(SET EXERCISE):
The entries below are to be repeated exactly as they stand.

-- START OF RECORD LIST --

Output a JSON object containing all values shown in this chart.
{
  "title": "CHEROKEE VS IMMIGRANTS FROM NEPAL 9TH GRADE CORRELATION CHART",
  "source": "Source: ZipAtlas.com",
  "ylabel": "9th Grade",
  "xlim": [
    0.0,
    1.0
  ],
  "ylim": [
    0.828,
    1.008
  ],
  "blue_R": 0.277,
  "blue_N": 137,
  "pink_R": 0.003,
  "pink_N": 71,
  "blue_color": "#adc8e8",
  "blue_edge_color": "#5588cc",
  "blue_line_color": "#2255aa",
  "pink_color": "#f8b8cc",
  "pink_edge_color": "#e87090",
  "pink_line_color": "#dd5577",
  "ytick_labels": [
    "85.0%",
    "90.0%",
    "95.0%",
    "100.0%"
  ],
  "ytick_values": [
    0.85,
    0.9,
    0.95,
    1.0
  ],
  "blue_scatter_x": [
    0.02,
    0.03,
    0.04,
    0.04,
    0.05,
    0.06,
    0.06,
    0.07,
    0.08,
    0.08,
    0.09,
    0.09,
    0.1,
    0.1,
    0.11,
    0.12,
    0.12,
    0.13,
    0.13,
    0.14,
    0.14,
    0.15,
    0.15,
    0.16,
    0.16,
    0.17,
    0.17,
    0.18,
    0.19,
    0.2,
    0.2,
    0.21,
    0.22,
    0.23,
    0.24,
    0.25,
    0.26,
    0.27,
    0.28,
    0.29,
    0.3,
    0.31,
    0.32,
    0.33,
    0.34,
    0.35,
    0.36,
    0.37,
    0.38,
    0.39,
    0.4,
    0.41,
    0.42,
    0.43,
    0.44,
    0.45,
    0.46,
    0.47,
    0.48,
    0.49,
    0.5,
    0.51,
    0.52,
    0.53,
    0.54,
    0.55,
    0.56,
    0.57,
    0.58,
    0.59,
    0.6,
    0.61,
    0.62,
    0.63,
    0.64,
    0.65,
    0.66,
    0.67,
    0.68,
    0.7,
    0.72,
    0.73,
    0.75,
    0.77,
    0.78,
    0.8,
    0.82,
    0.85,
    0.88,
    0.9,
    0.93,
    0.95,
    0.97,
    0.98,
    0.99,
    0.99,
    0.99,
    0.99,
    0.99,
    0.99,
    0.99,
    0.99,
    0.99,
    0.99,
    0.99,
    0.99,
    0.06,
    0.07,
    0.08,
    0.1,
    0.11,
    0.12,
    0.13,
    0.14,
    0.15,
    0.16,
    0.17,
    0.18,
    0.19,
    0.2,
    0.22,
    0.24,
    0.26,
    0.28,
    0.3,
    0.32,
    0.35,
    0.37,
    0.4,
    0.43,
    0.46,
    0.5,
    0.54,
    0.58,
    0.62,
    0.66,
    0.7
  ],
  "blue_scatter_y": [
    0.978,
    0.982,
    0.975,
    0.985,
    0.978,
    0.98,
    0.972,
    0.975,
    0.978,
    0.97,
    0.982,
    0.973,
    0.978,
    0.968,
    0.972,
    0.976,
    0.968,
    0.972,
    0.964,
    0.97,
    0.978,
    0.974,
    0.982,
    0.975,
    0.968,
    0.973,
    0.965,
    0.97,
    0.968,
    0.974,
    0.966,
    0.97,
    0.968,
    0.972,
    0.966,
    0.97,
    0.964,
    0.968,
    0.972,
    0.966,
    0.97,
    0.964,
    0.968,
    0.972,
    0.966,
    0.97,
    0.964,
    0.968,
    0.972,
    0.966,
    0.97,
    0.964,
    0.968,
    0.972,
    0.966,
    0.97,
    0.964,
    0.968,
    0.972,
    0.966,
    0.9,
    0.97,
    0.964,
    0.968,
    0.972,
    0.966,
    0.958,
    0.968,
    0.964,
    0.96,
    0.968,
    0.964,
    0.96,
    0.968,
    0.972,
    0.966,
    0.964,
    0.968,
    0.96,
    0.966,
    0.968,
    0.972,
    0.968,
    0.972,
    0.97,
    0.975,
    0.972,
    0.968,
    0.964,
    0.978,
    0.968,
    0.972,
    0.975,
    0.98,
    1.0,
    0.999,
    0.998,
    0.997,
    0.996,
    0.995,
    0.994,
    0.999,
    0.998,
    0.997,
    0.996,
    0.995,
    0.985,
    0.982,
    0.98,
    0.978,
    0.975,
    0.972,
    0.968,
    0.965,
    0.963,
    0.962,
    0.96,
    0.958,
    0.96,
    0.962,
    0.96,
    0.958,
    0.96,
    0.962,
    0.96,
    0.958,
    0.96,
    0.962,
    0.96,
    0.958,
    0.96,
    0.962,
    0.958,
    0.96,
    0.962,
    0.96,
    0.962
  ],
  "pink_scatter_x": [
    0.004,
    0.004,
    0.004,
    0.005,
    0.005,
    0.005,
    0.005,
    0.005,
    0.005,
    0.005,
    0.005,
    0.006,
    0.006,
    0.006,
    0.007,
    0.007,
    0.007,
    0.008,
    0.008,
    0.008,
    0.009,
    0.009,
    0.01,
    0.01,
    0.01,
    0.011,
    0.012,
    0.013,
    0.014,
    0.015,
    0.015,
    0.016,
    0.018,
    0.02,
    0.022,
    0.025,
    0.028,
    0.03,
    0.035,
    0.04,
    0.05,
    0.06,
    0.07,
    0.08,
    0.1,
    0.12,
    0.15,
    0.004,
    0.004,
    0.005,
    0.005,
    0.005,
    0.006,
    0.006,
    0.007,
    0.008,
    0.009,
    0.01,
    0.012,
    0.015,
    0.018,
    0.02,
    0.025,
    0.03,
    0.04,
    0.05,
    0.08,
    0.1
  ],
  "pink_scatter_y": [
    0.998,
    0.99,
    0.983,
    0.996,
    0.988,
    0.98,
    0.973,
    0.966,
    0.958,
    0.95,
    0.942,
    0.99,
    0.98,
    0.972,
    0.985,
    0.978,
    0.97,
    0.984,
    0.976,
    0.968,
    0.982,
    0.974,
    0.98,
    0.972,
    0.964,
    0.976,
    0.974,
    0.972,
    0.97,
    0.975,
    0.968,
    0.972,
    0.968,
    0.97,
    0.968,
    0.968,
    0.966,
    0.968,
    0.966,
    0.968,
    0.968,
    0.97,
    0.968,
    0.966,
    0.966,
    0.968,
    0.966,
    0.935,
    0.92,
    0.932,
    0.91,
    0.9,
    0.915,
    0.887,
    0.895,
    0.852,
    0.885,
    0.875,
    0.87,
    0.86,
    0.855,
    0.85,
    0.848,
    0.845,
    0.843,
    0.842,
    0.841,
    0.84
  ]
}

-- END OF RECORD LIST --

(RESPONSE TO THIS TASK):
Output a JSON object containing all values shown in this chart.
{
  "title": "CHEROKEE VS IMMIGRANTS FROM NEPAL 9TH GRADE CORRELATION CHART",
  "source": "Source: ZipAtlas.com",
  "ylabel": "9th Grade",
  "xlim": [
    0.0,
    1.0
  ],
  "ylim": [
    0.828,
    1.008
  ],
  "blue_R": 0.277,
  "blue_N": 137,
  "pink_R": 0.003,
  "pink_N": 71,
  "blue_color": "#adc8e8",
  "blue_edge_color": "#5588cc",
  "blue_line_color": "#2255aa",
  "pink_color": "#f8b8cc",
  "pink_edge_color": "#e87090",
  "pink_line_color": "#dd5577",
  "ytick_labels": [
    "85.0%",
    "90.0%",
    "95.0%",
    "100.0%"
  ],
  "ytick_values": [
    0.85,
    0.9,
    0.95,
    1.0
  ],
  "blue_scatter_x": [
    0.02,
    0.03,
    0.04,
    0.04,
    0.05,
    0.06,
    0.06,
    0.07,
    0.08,
    0.08,
    0.09,
    0.09,
    0.1,
    0.1,
    0.11,
    0.12,
    0.12,
    0.13,
    0.13,
    0.14,
    0.14,
    0.15,
    0.15,
    0.16,
    0.16,
    0.17,
    0.17,
    0.18,
    0.19,
    0.2,
    0.2,
    0.21,
    0.22,
    0.23,
    0.24,
    0.25,
    0.26,
    0.27,
    0.28,
    0.29,
    0.3,
    0.31,
    0.32,
    0.33,
    0.34,
    0.35,
    0.36,
    0.37,
    0.38,
    0.39,
    0.4,
    0.41,
    0.42,
    0.43,
    0.44,
    0.45,
    0.46,
    0.47,
    0.48,
    0.49,
    0.5,
    0.51,
    0.52,
    0.53,
    0.54,
    0.55,
    0.56,
    0.57,
    0.58,
    0.59,
    0.6,
    0.61,
    0.62,
    0.63,
    0.64,
    0.65,
    0.66,
    0.67,
    0.68,
    0.7,
    0.72,
    0.73,
    0.75,
    0.77,
    0.78,
    0.8,
    0.82,
    0.85,
    0.88,
    0.9,
    0.93,
    0.95,
    0.97,
    0.98,
    0.99,
    0.99,
    0.99,
    0.99,
    0.99,
    0.99,
    0.99,
    0.99,
    0.99,
    0.99,
    0.99,
    0.99,
    0.06,
    0.07,
    0.08,
    0.1,
    0.11,
    0.12,
    0.13,
    0.14,
    0.15,
    0.16,
    0.17,
    0.18,
    0.19,
    0.2,
    0.22,
    0.24,
    0.26,
    0.28,
    0.3,
    0.32,
    0.35,
    0.37,
    0.4,
    0.43,
    0.46,
    0.5,
    0.54,
    0.58,
    0.62,
    0.66,
    0.7
  ],
  "blue_scatter_y": [
    0.978,
    0.982,
    0.975,
    0.985,
    0.978,
    0.98,
    0.972,
    0.975,
    0.978,
    0.97,
    0.982,
    0.973,
    0.978,
    0.968,
    0.972,
    0.976,
    0.968,
    0.972,
    0.964,
    0.97,
    0.978,
    0.974,
    0.982,
    0.975,
    0.968,
    0.973,
    0.965,
    0.97,
    0.968,
    0.974,
    0.966,
    0.97,
    0.968,
    0.972,
    0.966,
    0.97,
    0.964,
    0.968,
    0.972,
    0.966,
    0.97,
    0.964,
    0.968,
    0.972,
    0.966,
    0.97,
    0.964,
    0.968,
    0.972,
    0.966,
    0.97,
    0.964,
    0.968,
    0.972,
    0.966,
    0.97,
    0.964,
    0.968,
    0.972,
    0.966,
    0.9,
    0.97,
    0.964,
    0.968,
    0.972,
    0.966,
    0.958,
    0.968,
    0.964,
    0.96,
    0.968,
    0.964,
    0.96,
    0.968,
    0.972,
    0.966,
    0.964,
    0.968,
    0.96,
    0.966,
    0.968,
    0.972,
    0.968,
    0.972,
    0.97,
    0.975,
    0.972,
    0.968,
    0.964,
    0.978,
    0.968,
    0.972,
    0.975,
    0.98,
    1.0,
    0.999,
    0.998,
    0.997,
    0.996,
    0.995,
    0.994,
    0.999,
    0.998,
    0.997,
    0.996,
    0.995,
    0.985,
    0.982,
    0.98,
    0.978,
    0.975,
    0.972,
    0.968,
    0.965,
    0.963,
    0.962,
    0.96,
    0.958,
    0.96,
    0.962,
    0.96,
    0.958,
    0.96,
    0.962,
    0.96,
    0.958,
    0.96,
    0.962,
    0.96,
    0.958,
    0.96,
    0.962,
    0.958,
    0.96,
    0.962,
    0.96,
    0.962
  ],
  "pink_scatter_x": [
    0.004,
    0.004,
    0.004,
    0.005,
    0.005,
    0.005,
    0.005,
    0.005,
    0.005,
    0.005,
    0.005,
    0.006,
    0.006,
    0.006,
    0.007,
    0.007,
    0.007,
    0.008,
    0.008,
    0.008,
    0.009,
    0.009,
    0.01,
    0.01,
    0.01,
    0.011,
    0.012,
    0.013,
    0.014,
    0.015,
    0.015,
    0.016,
    0.018,
    0.02,
    0.022,
    0.025,
    0.028,
    0.03,
    0.035,
    0.04,
    0.05,
    0.06,
    0.07,
    0.08,
    0.1,
    0.12,
    0.15,
    0.004,
    0.004,
    0.005,
    0.005,
    0.005,
    0.006,
    0.006,
    0.007,
    0.008,
    0.009,
    0.01,
    0.012,
    0.015,
    0.018,
    0.02,
    0.025,
    0.03,
    0.04,
    0.05,
    0.08,
    0.1
  ],
  "pink_scatter_y": [
    0.998,
    0.99,
    0.983,
    0.996,
    0.988,
    0.98,
    0.973,
    0.966,
    0.958,
    0.95,
    0.942,
    0.99,
    0.98,
    0.972,
    0.985,
    0.978,
    0.97,
    0.984,
    0.976,
    0.968,
    0.982,
    0.974,
    0.98,
    0.972,
    0.964,
    0.976,
    0.974,
    0.972,
    0.97,
    0.975,
    0.968,
    0.972,
    0.968,
    0.97,
    0.968,
    0.968,
    0.966,
    0.968,
    0.966,
    0.968,
    0.968,
    0.97,
    0.968,
    0.966,
    0.966,
    0.968,
    0.966,
    0.935,
    0.92,
    0.932,
    0.91,
    0.9,
    0.915,
    0.887,
    0.895,
    0.852,
    0.885,
    0.875,
    0.87,
    0.86,
    0.855,
    0.85,
    0.848,
    0.845,
    0.843,
    0.842,
    0.841,
    0.84
  ]
}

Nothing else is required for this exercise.